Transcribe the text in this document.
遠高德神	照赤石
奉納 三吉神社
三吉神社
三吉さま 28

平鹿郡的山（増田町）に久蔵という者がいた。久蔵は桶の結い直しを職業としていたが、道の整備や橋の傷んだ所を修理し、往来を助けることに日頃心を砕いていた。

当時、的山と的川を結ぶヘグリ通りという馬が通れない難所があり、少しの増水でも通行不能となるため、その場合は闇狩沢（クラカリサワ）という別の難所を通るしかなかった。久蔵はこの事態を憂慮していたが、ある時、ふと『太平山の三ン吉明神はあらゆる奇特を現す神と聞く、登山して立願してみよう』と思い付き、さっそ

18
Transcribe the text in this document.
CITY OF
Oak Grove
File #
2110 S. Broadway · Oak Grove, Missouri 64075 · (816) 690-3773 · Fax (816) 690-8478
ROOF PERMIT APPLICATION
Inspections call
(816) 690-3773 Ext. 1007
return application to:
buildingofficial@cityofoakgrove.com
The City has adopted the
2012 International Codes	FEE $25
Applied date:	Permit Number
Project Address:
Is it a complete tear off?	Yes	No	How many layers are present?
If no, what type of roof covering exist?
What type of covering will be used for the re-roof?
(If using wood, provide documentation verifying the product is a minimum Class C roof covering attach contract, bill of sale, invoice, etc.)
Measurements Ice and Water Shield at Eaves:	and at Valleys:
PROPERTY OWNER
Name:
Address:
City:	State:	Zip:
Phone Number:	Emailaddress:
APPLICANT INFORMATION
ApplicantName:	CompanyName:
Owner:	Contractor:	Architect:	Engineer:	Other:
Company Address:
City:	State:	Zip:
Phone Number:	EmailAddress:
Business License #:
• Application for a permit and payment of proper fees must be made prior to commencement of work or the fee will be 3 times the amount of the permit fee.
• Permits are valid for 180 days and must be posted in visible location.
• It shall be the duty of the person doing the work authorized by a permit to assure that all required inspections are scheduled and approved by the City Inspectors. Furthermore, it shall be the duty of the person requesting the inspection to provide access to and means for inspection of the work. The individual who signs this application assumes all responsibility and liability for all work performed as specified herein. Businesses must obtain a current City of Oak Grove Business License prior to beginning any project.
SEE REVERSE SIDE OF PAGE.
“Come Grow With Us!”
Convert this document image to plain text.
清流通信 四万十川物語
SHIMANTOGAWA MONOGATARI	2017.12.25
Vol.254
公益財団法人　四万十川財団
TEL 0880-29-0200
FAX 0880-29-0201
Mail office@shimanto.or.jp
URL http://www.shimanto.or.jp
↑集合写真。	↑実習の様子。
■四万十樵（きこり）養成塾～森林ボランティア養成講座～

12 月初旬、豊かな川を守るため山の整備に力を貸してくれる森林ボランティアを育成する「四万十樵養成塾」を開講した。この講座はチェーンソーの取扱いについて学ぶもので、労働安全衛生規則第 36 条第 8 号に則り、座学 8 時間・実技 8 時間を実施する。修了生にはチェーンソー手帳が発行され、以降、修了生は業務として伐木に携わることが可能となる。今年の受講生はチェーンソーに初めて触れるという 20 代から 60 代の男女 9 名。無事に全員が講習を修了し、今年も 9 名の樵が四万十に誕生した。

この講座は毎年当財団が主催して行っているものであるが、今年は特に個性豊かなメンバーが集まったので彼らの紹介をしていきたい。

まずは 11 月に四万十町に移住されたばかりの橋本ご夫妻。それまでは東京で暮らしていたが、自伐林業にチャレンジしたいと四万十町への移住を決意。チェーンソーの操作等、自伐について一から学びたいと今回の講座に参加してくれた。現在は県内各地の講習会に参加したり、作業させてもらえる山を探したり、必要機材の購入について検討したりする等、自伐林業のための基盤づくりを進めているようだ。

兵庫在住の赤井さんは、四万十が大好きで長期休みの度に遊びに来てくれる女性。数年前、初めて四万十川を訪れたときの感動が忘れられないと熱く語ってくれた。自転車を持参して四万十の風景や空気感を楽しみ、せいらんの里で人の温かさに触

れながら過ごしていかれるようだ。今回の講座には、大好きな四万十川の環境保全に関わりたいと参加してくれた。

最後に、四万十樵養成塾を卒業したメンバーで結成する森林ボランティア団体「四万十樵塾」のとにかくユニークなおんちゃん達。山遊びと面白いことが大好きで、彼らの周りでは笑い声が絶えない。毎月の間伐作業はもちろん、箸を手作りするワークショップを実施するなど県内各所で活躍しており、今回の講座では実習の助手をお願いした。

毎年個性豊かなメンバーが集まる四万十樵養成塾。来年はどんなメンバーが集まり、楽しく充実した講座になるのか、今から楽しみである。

☆ ☆ ☆ ☆ ☆

### WHAT IS ASKED
From the records above, extract every line exactly as it stands.

### RESPONSE TO THIS EXERCISE
Transcribe the text in this document.
遠高德神	照赤石
奉納 三吉神社
三吉神社
三吉さま 28

平鹿郡的山（増田町）に久蔵という者がいた。久蔵は桶の結い直しを職業としていたが、道の整備や橋の傷んだ所を修理し、往来を助けることに日頃心を砕いていた。

当時、的山と的川を結ぶヘグリ通りという馬が通れない難所があり、少しの増水でも通行不能となるため、その場合は闇狩沢（クラカリサワ）という別の難所を通るしかなかった。久蔵はこの事態を憂慮していたが、ある時、ふと『太平山の三ン吉明神はあらゆる奇特を現す神と聞く、登山して立願してみよう』と思い付き、さっそ

18
Transcribe the text in this document.
CITY OF
Oak Grove
File #
2110 S. Broadway · Oak Grove, Missouri 64075 · (816) 690-3773 · Fax (816) 690-8478
ROOF PERMIT APPLICATION
Inspections call
(816) 690-3773 Ext. 1007
return application to:
buildingofficial@cityofoakgrove.com
The City has adopted the
2012 International Codes	FEE $25
Applied date:	Permit Number
Project Address:
Is it a complete tear off?	Yes	No	How many layers are present?
If no, what type of roof covering exist?
What type of covering will be used for the re-roof?
(If using wood, provide documentation verifying the product is a minimum Class C roof covering attach contract, bill of sale, invoice, etc.)
Measurements Ice and Water Shield at Eaves:	and at Valleys:
PROPERTY OWNER
Name:
Address:
City:	State:	Zip:
Phone Number:	Emailaddress:
APPLICANT INFORMATION
ApplicantName:	CompanyName:
Owner:	Contractor:	Architect:	Engineer:	Other:
Company Address:
City:	State:	Zip:
Phone Number:	EmailAddress:
Business License #:
• Application for a permit and payment of proper fees must be made prior to commencement of work or the fee will be 3 times the amount of the permit fee.
• Permits are valid for 180 days and must be posted in visible location.
• It shall be the duty of the person doing the work authorized by a permit to assure that all required inspections are scheduled and approved by the City Inspectors. Furthermore, it shall be the duty of the person requesting the inspection to provide access to and means for inspection of the work. The individual who signs this application assumes all responsibility and liability for all work performed as specified herein. Businesses must obtain a current City of Oak Grove Business License prior to beginning any project.
SEE REVERSE SIDE OF PAGE.
“Come Grow With Us!”
Convert this document image to plain text.
清流通信 四万十川物語
SHIMANTOGAWA MONOGATARI	2017.12.25
Vol.254
公益財団法人　四万十川財団
TEL 0880-29-0200
FAX 0880-29-0201
Mail office@shimanto.or.jp
URL http://www.shimanto.or.jp
↑集合写真。	↑実習の様子。
■四万十樵（きこり）養成塾～森林ボランティア養成講座～

12 月初旬、豊かな川を守るため山の整備に力を貸してくれる森林ボランティアを育成する「四万十樵養成塾」を開講した。この講座はチェーンソーの取扱いについて学ぶもので、労働安全衛生規則第 36 条第 8 号に則り、座学 8 時間・実技 8 時間を実施する。修了生にはチェーンソー手帳が発行され、以降、修了生は業務として伐木に携わることが可能となる。今年の受講生はチェーンソーに初めて触れるという 20 代から 60 代の男女 9 名。無事に全員が講習を修了し、今年も 9 名の樵が四万十に誕生した。

この講座は毎年当財団が主催して行っているものであるが、今年は特に個性豊かなメンバーが集まったので彼らの紹介をしていきたい。

まずは 11 月に四万十町に移住されたばかりの橋本ご夫妻。それまでは東京で暮らしていたが、自伐林業にチャレンジしたいと四万十町への移住を決意。チェーンソーの操作等、自伐について一から学びたいと今回の講座に参加してくれた。現在は県内各地の講習会に参加したり、作業させてもらえる山を探したり、必要機材の購入について検討したりする等、自伐林業のための基盤づくりを進めているようだ。

兵庫在住の赤井さんは、四万十が大好きで長期休みの度に遊びに来てくれる女性。数年前、初めて四万十川を訪れたときの感動が忘れられないと熱く語ってくれた。自転車を持参して四万十の風景や空気感を楽しみ、せいらんの里で人の温かさに触

れながら過ごしていかれるようだ。今回の講座には、大好きな四万十川の環境保全に関わりたいと参加してくれた。

最後に、四万十樵養成塾を卒業したメンバーで結成する森林ボランティア団体「四万十樵塾」のとにかくユニークなおんちゃん達。山遊びと面白いことが大好きで、彼らの周りでは笑い声が絶えない。毎月の間伐作業はもちろん、箸を手作りするワークショップを実施するなど県内各所で活躍しており、今回の講座では実習の助手をお願いした。

毎年個性豊かなメンバーが集まる四万十樵養成塾。来年はどんなメンバーが集まり、楽しく充実した講座になるのか、今から楽しみである。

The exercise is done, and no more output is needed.